(Stored data entries)
^^^^

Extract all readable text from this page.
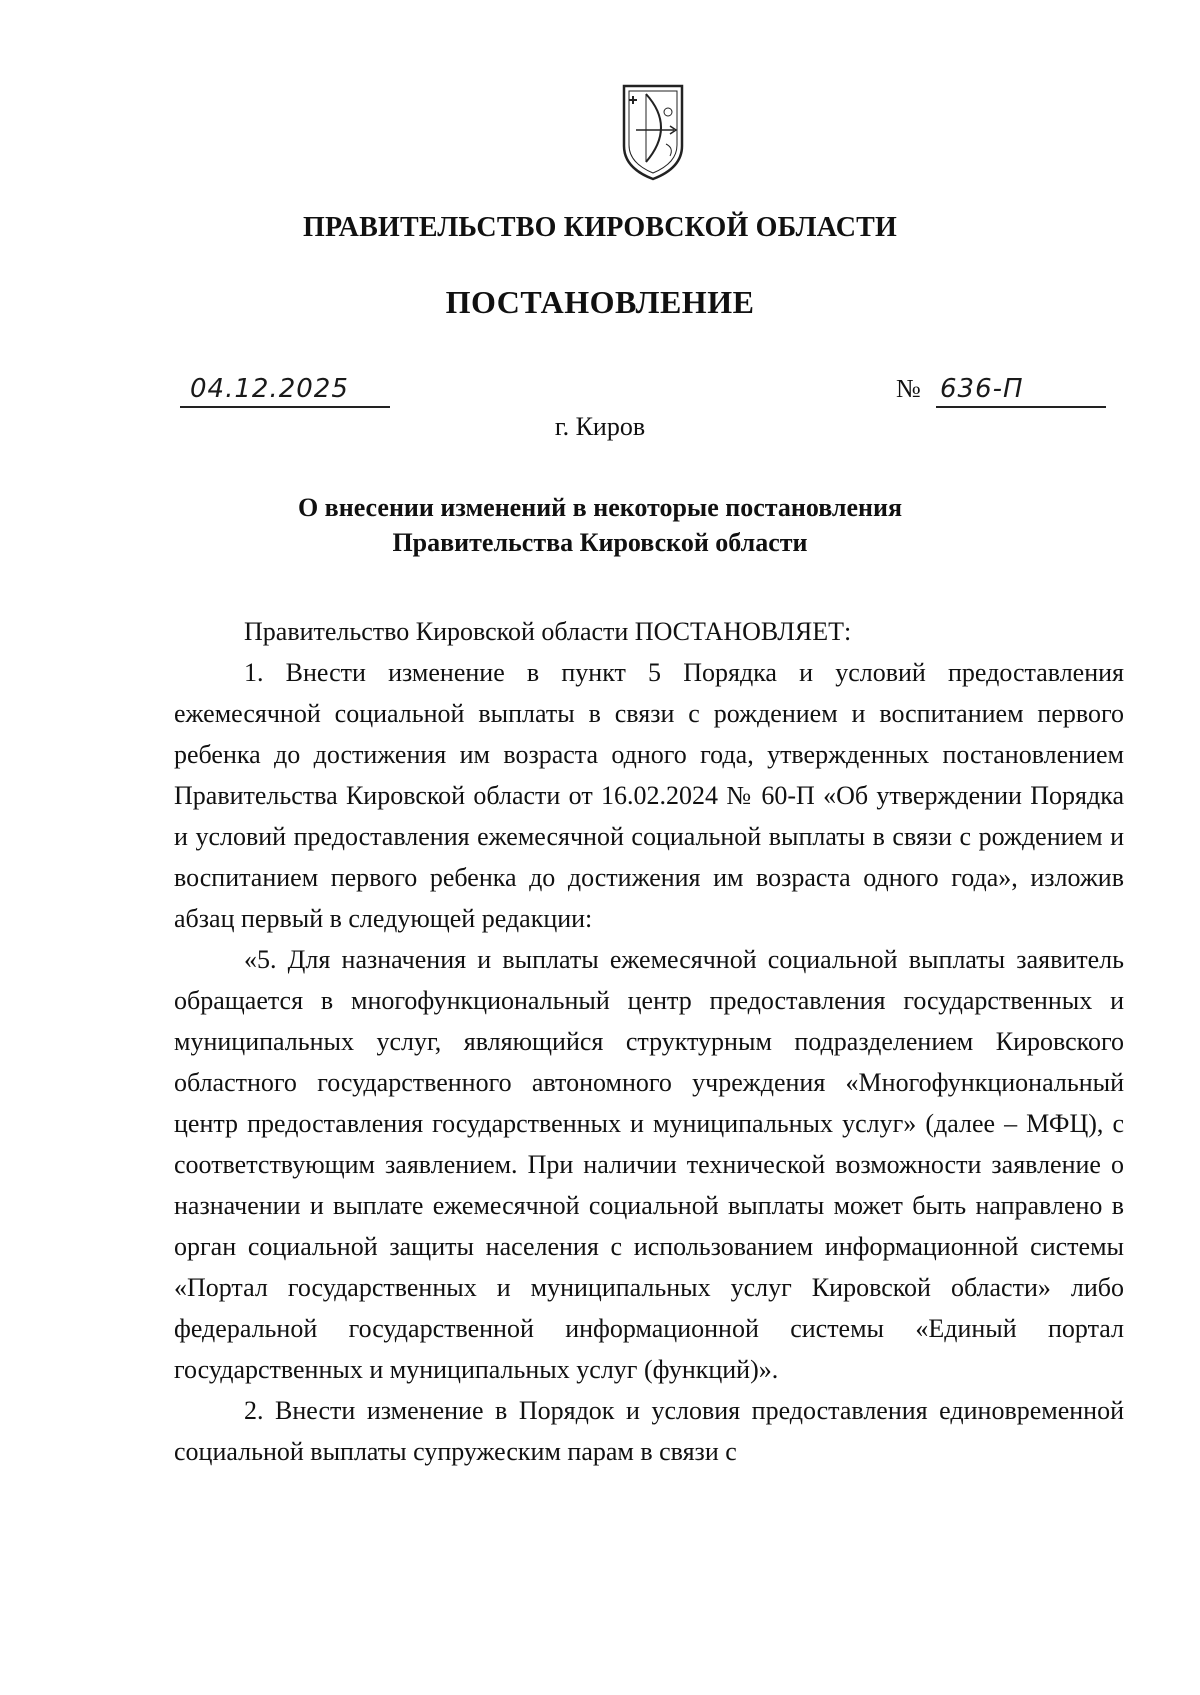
ПРАВИТЕЛЬСТВО КИРОВСКОЙ ОБЛАСТИ
ПОСТАНОВЛЕНИЕ
04.12.2025	№ 636-П
г. Киров
О внесении изменений в некоторые постановления
Правительства Кировской области

Правительство Кировской области ПОСТАНОВЛЯЕТ:

1. Внести изменение в пункт 5 Порядка и условий предоставления ежемесячной социальной выплаты в связи с рождением и воспитанием первого ребенка до достижения им возраста одного года, утвержденных постановлением Правительства Кировской области от 16.02.2024 № 60-П «Об утверждении Порядка и условий предоставления ежемесячной социальной выплаты в связи с рождением и воспитанием первого ребенка до достижения им возраста одного года», изложив абзац первый в следующей редакции:

«5. Для назначения и выплаты ежемесячной социальной выплаты заявитель обращается в многофункциональный центр предоставления государственных и муниципальных услуг, являющийся структурным подразделением Кировского областного государственного автономного учреждения «Многофункциональный центр предоставления государственных и муниципальных услуг» (далее – МФЦ), с соответствующим заявлением. При наличии технической возможности заявление о назначении и выплате ежемесячной социальной выплаты может быть направлено в орган социальной защиты населения с использованием информационной системы «Портал государственных и муниципальных услуг Кировской области» либо федеральной государственной информационной системы «Единый портал государственных и муниципальных услуг (функций)».

2. Внести изменение в Порядок и условия предоставления единовременной социальной выплаты супружеским парам в связи с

^^^^

To be done: Repeat the material above word for word, please, apart from its images.

Output of the task:
Extract all readable text from this page.
ПРАВИТЕЛЬСТВО КИРОВСКОЙ ОБЛАСТИ
ПОСТАНОВЛЕНИЕ
04.12.2025	№ 636-П
г. Киров
О внесении изменений в некоторые постановления
Правительства Кировской области

Правительство Кировской области ПОСТАНОВЛЯЕТ:

1. Внести изменение в пункт 5 Порядка и условий предоставления ежемесячной социальной выплаты в связи с рождением и воспитанием первого ребенка до достижения им возраста одного года, утвержденных постановлением Правительства Кировской области от 16.02.2024 № 60-П «Об утверждении Порядка и условий предоставления ежемесячной социальной выплаты в связи с рождением и воспитанием первого ребенка до достижения им возраста одного года», изложив абзац первый в следующей редакции:

«5. Для назначения и выплаты ежемесячной социальной выплаты заявитель обращается в многофункциональный центр предоставления государственных и муниципальных услуг, являющийся структурным подразделением Кировского областного государственного автономного учреждения «Многофункциональный центр предоставления государственных и муниципальных услуг» (далее – МФЦ), с соответствующим заявлением. При наличии технической возможности заявление о назначении и выплате ежемесячной социальной выплаты может быть направлено в орган социальной защиты населения с использованием информационной системы «Портал государственных и муниципальных услуг Кировской области» либо федеральной государственной информационной системы «Единый портал государственных и муниципальных услуг (функций)».

2. Внести изменение в Порядок и условия предоставления единовременной социальной выплаты супружеским парам в связи с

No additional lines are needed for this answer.